Directions |
Copy the data verbatim, from its first line through the line containing "action-label: 我要咨询 [44,275,97,290]", including both of those lines.

═══ Data supplied ═══

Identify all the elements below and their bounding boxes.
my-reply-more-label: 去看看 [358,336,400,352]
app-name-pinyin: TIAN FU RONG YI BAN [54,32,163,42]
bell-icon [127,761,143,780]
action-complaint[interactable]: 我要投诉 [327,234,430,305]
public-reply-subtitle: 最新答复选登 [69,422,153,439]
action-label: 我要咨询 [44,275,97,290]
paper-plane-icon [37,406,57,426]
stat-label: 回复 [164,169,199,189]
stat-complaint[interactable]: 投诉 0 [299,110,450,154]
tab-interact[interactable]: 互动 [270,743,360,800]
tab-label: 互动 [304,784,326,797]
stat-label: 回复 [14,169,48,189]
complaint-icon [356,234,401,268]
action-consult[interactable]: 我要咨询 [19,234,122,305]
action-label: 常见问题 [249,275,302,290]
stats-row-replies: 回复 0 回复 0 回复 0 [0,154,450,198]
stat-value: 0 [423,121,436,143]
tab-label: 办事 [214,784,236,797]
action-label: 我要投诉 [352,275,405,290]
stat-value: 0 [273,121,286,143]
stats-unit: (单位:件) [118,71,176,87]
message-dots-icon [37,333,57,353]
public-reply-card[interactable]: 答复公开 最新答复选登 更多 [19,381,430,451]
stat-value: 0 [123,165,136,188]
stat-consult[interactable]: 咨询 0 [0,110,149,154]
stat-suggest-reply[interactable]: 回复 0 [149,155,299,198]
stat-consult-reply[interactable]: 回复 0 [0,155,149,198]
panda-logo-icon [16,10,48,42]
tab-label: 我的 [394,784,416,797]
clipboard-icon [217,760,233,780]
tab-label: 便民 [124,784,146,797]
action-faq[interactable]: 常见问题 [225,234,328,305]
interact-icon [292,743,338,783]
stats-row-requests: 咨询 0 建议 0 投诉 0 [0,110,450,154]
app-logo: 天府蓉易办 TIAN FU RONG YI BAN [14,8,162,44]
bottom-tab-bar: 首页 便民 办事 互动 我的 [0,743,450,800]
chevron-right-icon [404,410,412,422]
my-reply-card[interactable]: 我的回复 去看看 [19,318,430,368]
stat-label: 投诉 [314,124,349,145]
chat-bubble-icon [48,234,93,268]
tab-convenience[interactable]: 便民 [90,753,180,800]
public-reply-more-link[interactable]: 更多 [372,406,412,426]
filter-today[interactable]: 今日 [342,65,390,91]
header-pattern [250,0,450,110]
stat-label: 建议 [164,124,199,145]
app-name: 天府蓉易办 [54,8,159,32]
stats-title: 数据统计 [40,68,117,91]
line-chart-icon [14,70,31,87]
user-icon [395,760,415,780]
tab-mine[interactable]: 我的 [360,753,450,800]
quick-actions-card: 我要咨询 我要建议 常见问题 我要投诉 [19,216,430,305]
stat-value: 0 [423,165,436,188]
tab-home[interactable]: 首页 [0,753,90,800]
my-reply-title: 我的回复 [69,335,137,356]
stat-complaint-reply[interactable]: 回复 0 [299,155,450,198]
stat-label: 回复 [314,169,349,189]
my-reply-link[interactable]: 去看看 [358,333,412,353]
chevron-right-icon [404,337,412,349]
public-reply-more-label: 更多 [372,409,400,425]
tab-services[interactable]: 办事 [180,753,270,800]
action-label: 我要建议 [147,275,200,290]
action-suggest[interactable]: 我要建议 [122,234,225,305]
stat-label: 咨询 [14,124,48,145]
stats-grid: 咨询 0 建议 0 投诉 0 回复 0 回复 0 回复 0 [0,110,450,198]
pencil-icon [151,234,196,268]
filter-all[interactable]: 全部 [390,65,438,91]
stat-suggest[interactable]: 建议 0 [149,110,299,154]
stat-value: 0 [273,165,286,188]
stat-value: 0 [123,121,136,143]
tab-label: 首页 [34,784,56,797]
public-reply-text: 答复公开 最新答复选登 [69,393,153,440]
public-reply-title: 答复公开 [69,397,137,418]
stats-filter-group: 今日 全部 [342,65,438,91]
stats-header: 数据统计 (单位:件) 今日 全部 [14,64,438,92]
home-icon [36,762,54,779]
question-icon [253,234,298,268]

═══

Output of the exercise |
Identify all the elements below and their bounding boxes.
my-reply-more-label: 去看看 [358,336,400,352]
app-name-pinyin: TIAN FU RONG YI BAN [54,32,163,42]
bell-icon [127,761,143,780]
action-complaint[interactable]: 我要投诉 [327,234,430,305]
public-reply-subtitle: 最新答复选登 [69,422,153,439]
action-label: 我要咨询 [44,275,97,290]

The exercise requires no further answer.